* TASK *
Copy the records word for word, starting at the line that contains "Patent image size: (874, 552)." and stopping after the line that contains "The first cam disk 456 is at (353, 160).".

* INPUT DATA *
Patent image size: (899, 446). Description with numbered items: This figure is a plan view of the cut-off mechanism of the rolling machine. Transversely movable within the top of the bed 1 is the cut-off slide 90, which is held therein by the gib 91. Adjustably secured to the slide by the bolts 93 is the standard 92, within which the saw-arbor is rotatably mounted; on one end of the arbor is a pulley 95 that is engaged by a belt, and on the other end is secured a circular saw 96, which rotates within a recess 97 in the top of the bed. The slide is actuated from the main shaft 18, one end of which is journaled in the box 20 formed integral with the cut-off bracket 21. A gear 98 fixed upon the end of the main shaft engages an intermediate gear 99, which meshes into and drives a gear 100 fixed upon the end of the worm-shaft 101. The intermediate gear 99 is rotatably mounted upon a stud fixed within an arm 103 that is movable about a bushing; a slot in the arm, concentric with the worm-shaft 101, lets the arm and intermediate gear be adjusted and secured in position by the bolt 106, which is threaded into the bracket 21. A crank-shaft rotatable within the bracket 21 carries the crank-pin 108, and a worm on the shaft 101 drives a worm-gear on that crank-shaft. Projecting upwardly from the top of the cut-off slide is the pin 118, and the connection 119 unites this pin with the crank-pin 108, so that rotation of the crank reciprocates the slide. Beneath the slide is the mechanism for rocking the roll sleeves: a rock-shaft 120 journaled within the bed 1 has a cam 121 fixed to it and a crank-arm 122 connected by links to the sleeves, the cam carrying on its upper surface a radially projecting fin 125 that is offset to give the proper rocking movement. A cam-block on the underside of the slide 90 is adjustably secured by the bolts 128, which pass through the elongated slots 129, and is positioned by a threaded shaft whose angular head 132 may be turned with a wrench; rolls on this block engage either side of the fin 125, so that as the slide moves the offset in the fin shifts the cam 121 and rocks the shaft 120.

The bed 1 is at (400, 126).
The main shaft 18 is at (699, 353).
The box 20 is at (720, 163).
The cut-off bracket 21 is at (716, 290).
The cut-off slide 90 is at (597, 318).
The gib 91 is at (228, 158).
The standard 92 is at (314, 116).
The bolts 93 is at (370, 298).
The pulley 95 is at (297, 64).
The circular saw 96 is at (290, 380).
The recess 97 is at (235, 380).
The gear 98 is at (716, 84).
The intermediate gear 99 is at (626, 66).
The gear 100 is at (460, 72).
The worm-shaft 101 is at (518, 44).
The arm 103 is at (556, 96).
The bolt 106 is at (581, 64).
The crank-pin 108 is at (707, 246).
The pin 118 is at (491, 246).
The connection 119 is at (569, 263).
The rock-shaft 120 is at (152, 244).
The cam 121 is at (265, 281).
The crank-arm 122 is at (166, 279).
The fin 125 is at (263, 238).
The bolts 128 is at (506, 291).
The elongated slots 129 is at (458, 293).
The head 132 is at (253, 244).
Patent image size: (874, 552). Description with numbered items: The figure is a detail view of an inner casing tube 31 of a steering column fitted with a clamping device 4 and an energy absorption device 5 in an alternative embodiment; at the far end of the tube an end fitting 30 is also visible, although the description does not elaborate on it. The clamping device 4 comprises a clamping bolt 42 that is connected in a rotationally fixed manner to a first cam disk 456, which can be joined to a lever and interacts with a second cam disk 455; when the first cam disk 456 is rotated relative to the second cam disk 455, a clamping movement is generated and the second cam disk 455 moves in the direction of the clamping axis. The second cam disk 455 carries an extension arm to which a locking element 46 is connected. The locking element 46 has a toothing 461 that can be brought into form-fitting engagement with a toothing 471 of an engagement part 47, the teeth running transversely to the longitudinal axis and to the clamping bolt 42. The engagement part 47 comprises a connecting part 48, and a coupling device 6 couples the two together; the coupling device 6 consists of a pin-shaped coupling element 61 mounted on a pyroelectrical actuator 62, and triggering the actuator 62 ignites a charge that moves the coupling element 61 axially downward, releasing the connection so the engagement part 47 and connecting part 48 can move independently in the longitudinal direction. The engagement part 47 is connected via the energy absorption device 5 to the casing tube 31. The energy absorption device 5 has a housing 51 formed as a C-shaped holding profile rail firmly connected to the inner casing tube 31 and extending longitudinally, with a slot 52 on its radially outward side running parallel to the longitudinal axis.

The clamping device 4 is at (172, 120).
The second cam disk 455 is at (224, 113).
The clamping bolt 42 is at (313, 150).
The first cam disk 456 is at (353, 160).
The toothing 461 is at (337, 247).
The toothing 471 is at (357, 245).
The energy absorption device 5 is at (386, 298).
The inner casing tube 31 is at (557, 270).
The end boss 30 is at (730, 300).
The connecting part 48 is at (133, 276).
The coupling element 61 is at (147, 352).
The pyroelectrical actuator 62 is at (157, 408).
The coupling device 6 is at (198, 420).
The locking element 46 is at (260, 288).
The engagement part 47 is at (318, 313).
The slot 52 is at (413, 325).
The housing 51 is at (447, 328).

* EXPECTED ANSWER *
Patent image size: (874, 552). Description with numbered items: The figure is a detail view of an inner casing tube 31 of a steering column fitted with a clamping device 4 and an energy absorption device 5 in an alternative embodiment; at the far end of the tube an end fitting 30 is also visible, although the description does not elaborate on it. The clamping device 4 comprises a clamping bolt 42 that is connected in a rotationally fixed manner to a first cam disk 456, which can be joined to a lever and interacts with a second cam disk 455; when the first cam disk 456 is rotated relative to the second cam disk 455, a clamping movement is generated and the second cam disk 455 moves in the direction of the clamping axis. The second cam disk 455 carries an extension arm to which a locking element 46 is connected. The locking element 46 has a toothing 461 that can be brought into form-fitting engagement with a toothing 471 of an engagement part 47, the teeth running transversely to the longitudinal axis and to the clamping bolt 42. The engagement part 47 comprises a connecting part 48, and a coupling device 6 couples the two together; the coupling device 6 consists of a pin-shaped coupling element 61 mounted on a pyroelectrical actuator 62, and triggering the actuator 62 ignites a charge that moves the coupling element 61 axially downward, releasing the connection so the engagement part 47 and connecting part 48 can move independently in the longitudinal direction. The engagement part 47 is connected via the energy absorption device 5 to the casing tube 31. The energy absorption device 5 has a housing 51 formed as a C-shaped holding profile rail firmly connected to the inner casing tube 31 and extending longitudinally, with a slot 52 on its radially outward side running parallel to the longitudinal axis.

The clamping device 4 is at (172, 120).
The second cam disk 455 is at (224, 113).
The clamping bolt 42 is at (313, 150).
The first cam disk 456 is at (353, 160).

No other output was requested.